AIM OF THE TASK:
Copy whichever lines contain the string "type".
───
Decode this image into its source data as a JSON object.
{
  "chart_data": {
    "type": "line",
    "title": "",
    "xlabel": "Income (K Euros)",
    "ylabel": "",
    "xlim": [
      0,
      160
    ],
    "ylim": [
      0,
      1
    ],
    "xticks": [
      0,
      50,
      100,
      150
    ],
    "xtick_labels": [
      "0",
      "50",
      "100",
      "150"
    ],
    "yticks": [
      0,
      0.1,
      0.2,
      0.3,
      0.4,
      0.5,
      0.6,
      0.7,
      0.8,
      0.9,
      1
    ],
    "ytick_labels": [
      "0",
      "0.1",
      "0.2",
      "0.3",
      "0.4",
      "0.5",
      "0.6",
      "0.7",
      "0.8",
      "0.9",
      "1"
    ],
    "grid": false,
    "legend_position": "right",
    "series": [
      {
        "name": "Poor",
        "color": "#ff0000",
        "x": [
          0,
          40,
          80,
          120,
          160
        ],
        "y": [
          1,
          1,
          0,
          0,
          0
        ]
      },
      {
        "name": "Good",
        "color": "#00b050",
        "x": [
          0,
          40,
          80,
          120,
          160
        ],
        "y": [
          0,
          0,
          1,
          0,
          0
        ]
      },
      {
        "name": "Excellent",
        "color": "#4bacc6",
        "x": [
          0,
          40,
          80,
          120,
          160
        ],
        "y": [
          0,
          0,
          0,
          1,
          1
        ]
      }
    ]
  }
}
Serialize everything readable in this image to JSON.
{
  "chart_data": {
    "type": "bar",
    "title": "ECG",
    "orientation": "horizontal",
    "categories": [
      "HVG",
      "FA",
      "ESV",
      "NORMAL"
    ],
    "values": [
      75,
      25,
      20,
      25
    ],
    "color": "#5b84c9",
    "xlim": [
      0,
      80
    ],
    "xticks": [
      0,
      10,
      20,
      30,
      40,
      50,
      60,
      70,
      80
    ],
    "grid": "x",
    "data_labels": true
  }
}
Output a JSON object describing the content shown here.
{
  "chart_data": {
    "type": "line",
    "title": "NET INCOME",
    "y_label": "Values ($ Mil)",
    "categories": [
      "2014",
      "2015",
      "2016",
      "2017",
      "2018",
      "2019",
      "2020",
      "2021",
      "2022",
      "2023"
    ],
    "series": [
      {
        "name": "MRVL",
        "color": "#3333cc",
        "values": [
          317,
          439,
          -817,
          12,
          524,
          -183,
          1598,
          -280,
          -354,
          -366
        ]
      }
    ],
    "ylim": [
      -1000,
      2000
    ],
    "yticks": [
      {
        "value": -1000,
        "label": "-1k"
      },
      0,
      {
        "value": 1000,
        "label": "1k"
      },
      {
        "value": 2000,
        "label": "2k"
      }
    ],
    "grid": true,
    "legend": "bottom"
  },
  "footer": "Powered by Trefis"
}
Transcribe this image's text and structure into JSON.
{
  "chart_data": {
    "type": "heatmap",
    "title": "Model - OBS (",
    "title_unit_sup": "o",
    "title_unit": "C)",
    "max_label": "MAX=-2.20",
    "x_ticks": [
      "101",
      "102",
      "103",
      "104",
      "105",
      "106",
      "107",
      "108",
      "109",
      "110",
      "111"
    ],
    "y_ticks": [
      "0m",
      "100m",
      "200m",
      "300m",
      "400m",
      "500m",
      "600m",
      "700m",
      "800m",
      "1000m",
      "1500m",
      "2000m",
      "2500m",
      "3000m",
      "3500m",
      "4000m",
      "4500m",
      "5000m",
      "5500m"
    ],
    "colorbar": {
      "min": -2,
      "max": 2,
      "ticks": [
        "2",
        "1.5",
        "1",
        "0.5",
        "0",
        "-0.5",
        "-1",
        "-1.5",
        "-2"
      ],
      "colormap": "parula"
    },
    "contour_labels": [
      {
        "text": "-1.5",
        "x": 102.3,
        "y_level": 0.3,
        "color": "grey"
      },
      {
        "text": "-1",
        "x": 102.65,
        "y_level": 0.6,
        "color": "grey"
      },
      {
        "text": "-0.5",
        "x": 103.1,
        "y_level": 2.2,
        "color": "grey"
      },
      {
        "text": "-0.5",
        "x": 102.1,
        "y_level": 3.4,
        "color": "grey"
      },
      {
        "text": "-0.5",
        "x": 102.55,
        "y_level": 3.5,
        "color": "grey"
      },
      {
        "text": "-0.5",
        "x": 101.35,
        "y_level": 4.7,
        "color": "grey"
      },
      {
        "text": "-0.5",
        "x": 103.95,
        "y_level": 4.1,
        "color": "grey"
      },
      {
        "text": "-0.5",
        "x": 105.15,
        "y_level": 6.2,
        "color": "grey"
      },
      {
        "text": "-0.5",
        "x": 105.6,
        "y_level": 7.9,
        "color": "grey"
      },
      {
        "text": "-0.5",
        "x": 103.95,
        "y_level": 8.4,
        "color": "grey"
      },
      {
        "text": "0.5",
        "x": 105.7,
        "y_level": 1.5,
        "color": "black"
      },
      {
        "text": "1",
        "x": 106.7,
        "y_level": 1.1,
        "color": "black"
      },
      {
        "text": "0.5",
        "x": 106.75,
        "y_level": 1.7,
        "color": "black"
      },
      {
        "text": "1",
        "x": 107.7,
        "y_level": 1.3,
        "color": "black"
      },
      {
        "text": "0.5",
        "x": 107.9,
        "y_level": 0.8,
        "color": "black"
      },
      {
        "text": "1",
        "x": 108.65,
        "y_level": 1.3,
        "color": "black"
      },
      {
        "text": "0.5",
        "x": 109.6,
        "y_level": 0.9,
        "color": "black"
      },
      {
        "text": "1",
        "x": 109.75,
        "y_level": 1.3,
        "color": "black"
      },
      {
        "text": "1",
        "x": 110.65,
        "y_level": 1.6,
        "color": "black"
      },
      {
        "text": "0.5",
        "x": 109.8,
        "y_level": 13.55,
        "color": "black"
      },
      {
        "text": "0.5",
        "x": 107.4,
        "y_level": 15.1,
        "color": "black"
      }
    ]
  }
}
───
ANSWER TO THIS PROBLEM:
    "type": "line",
    "type": "bar",
    "type": "line",
    "type": "heatmap",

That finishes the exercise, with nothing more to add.